* [REQUIRED TASK]
Which lines hold the string "minimize"? Copy every one of them.

─── DATA ROWS

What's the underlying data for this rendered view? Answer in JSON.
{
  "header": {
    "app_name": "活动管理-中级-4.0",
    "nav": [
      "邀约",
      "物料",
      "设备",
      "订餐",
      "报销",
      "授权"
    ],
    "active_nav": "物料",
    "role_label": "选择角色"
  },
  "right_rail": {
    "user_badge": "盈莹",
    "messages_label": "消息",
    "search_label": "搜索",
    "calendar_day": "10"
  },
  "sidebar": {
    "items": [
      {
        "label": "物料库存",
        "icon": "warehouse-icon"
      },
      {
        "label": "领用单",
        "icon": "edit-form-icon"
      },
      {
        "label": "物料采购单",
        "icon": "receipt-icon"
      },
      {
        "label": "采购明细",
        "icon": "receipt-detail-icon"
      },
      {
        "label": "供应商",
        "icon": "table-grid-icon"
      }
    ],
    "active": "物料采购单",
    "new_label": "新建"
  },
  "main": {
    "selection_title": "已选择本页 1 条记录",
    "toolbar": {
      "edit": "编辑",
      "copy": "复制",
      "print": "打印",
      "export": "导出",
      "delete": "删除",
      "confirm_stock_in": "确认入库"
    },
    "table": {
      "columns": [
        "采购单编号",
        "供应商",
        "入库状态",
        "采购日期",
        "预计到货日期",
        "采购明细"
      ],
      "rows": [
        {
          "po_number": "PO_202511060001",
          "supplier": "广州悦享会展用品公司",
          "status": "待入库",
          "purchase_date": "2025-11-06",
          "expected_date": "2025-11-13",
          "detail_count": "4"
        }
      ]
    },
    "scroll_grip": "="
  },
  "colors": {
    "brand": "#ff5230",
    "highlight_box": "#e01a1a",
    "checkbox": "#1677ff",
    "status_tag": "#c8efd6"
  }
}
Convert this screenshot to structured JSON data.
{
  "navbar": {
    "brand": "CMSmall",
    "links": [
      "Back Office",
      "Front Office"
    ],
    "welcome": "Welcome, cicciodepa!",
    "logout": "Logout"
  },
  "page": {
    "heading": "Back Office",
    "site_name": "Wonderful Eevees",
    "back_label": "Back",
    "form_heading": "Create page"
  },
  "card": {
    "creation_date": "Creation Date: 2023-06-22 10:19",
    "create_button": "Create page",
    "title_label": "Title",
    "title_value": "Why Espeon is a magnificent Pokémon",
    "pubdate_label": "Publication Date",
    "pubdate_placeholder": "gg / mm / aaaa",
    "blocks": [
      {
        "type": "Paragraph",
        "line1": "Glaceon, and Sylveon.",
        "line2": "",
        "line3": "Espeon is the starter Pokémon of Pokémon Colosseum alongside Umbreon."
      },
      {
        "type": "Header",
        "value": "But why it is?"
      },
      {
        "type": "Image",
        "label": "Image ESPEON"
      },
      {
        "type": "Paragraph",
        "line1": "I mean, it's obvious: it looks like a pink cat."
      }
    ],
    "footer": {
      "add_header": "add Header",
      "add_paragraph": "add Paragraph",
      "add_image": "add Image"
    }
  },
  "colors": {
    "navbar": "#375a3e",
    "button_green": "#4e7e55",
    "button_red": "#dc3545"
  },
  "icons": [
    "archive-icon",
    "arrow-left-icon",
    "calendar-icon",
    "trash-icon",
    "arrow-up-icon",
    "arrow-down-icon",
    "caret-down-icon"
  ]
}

──────
─── DATA ROWS

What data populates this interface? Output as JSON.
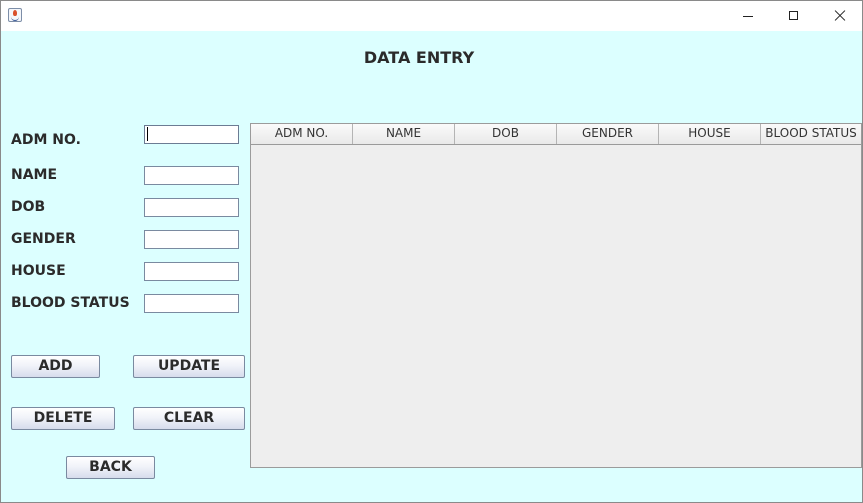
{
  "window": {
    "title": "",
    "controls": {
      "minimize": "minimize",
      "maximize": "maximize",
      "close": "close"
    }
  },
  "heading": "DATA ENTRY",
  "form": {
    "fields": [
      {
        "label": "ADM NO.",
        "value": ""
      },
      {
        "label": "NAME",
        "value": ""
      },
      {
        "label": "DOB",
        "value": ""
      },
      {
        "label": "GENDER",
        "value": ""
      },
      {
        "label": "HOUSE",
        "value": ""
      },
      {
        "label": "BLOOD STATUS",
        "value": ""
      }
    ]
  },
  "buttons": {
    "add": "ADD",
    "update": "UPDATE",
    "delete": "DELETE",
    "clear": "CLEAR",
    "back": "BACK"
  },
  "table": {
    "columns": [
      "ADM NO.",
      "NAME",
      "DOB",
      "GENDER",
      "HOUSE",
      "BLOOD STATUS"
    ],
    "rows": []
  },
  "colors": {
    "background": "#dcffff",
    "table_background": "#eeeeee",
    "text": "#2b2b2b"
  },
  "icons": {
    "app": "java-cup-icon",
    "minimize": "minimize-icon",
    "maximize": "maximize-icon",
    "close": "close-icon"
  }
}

──────

* [TASK OUTPUT]
      "minimize": "minimize",
    "minimize": "minimize-icon",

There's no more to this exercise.